→ STATED PROBLEM: Pull out every line with the word "from".

→ SUPPLIED RECORDS:
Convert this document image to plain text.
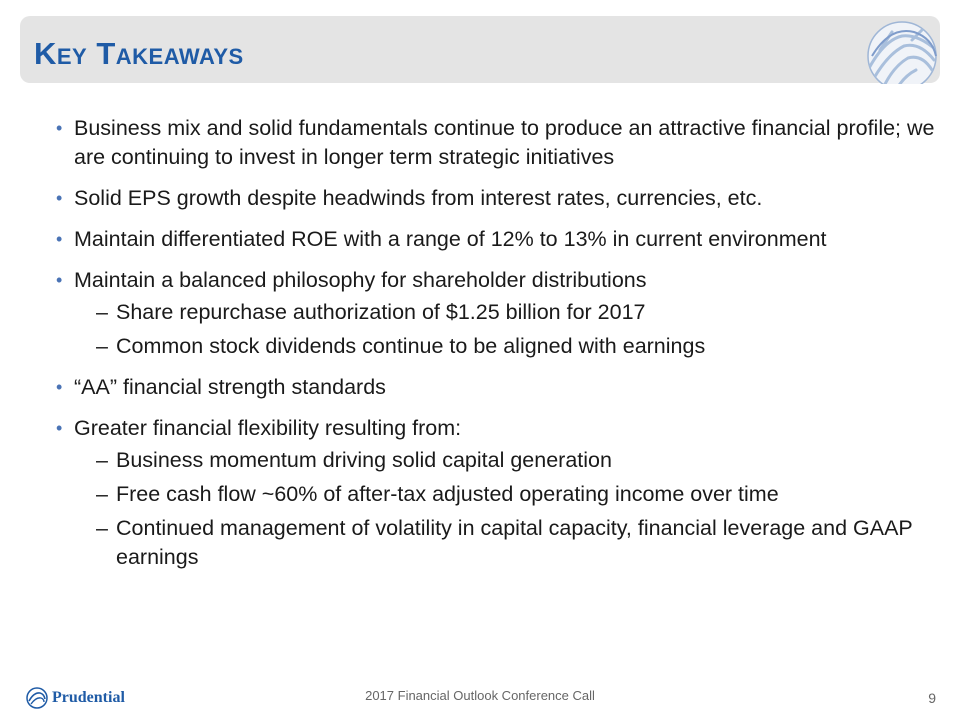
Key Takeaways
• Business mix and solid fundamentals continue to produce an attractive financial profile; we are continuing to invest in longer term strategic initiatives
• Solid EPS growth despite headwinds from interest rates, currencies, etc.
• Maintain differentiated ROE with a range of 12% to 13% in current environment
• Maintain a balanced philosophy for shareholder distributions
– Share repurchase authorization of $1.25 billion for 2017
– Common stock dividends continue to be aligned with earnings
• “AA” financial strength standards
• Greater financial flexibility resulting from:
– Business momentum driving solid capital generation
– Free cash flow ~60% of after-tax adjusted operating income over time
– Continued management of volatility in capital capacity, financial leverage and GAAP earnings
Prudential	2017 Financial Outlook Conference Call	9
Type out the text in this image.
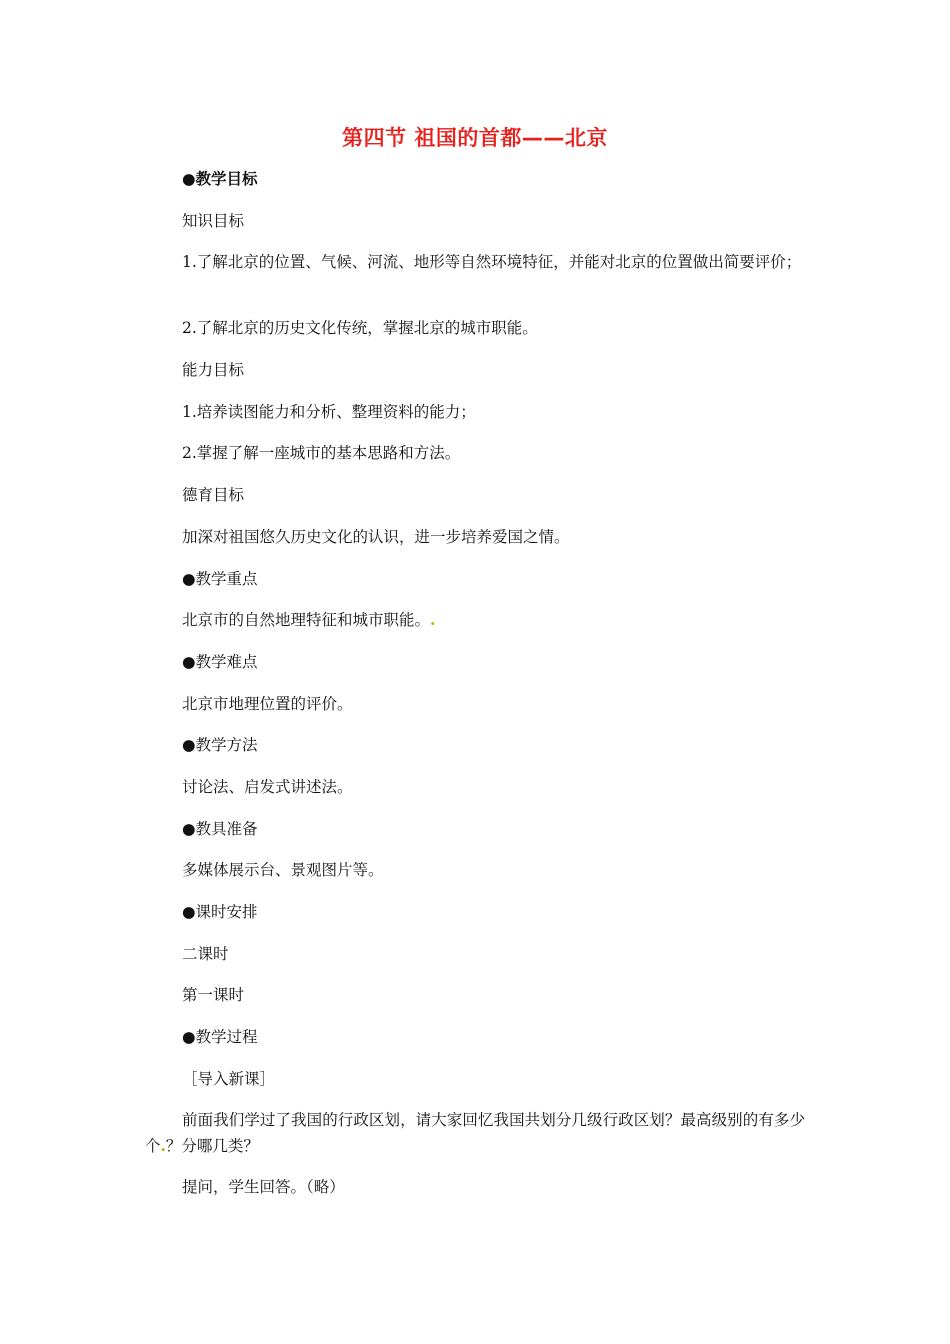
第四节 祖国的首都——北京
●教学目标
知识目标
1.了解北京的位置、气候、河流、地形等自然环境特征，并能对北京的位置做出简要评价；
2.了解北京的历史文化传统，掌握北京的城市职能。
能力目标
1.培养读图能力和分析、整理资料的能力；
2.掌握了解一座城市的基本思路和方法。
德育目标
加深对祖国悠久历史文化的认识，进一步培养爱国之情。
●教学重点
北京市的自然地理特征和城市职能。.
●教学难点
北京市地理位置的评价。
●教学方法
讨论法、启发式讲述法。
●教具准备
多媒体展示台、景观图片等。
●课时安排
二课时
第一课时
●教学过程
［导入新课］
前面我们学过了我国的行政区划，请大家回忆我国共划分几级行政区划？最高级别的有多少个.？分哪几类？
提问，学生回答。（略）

→ OUTPUT OF THE TASK:
• Solid EPS growth despite headwinds from interest rates, currencies, etc.
• Greater financial flexibility resulting from:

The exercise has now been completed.